→ **GIVEN TASK**: Copy all lines below exactly as written. Leave pictures out.

:: SOURCE MATERIAL ::

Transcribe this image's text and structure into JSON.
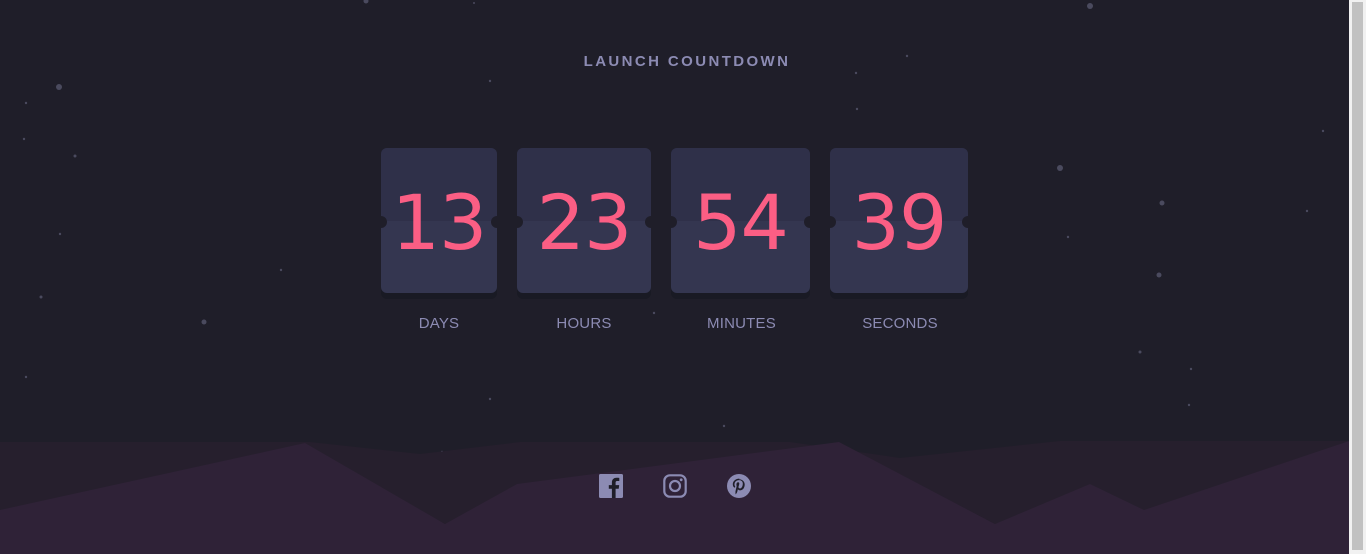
{
  "header": {
    "title": "LAUNCH COUNTDOWN"
  },
  "countdown": {
    "units": [
      {
        "value": "13",
        "label": "DAYS"
      },
      {
        "value": "23",
        "label": "HOURS"
      },
      {
        "value": "54",
        "label": "MINUTES"
      },
      {
        "value": "39",
        "label": "SECONDS"
      }
    ]
  },
  "footer": {
    "social_links": [
      {
        "icon": "facebook-icon"
      },
      {
        "icon": "instagram-icon"
      },
      {
        "icon": "pinterest-icon"
      }
    ]
  },
  "colors": {
    "background": "#1f1e29",
    "card": "#343650",
    "accent": "#fb5e84",
    "muted_text": "#8c8bb3",
    "hills": "#2f2237"
  }
}
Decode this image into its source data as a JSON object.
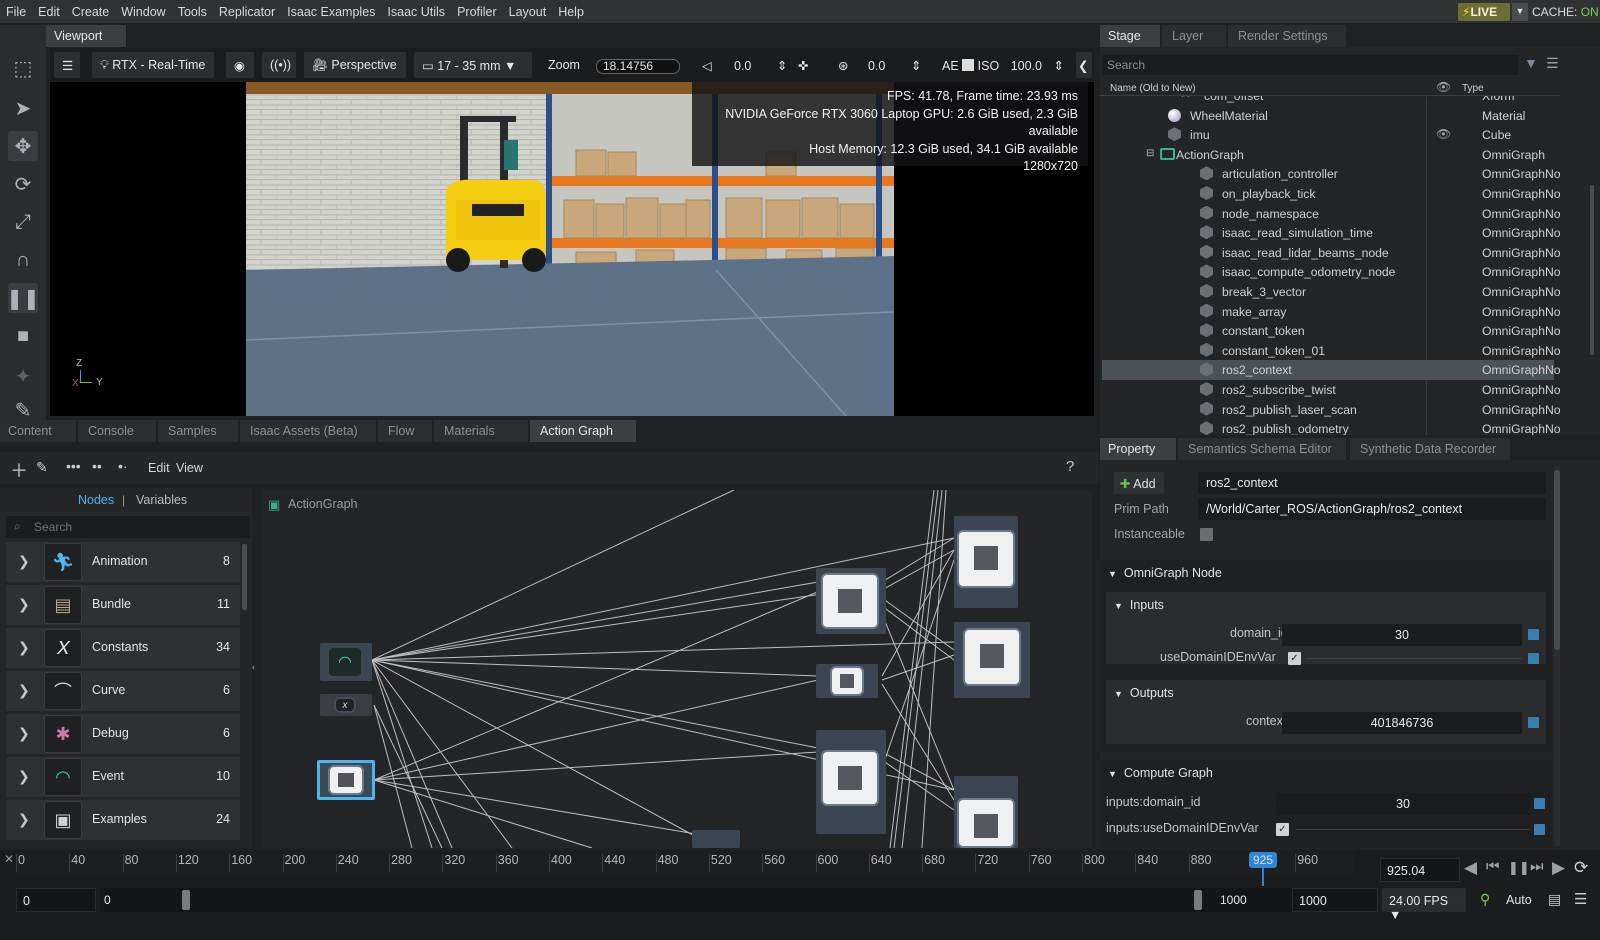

:::

→ **EXERCISE OUTPUT**:
Transcribe this image's text and structure into JSON.
{
  "header": {
    "title": "LAUNCH COUNTDOWN"
  },
  "countdown": {
    "units": [
      {
        "value": "13",
        "label": "DAYS"
      },
      {
        "value": "23",
        "label": "HOURS"
      },
      {
        "value": "54",
        "label": "MINUTES"
      },
      {
        "value": "39",
        "label": "SECONDS"
      }
    ]
  },
  "footer": {
    "social_links": [
      {
        "icon": "facebook-icon"
      },
      {
        "icon": "instagram-icon"
      },
      {
        "icon": "pinterest-icon"
      }
    ]
  },
  "colors": {
    "background": "#1f1e29",
    "card": "#343650",
    "accent": "#fb5e84",
    "muted_text": "#8c8bb3",
    "hills": "#2f2237"
  }
}
Decode this image into its source data as a JSON object.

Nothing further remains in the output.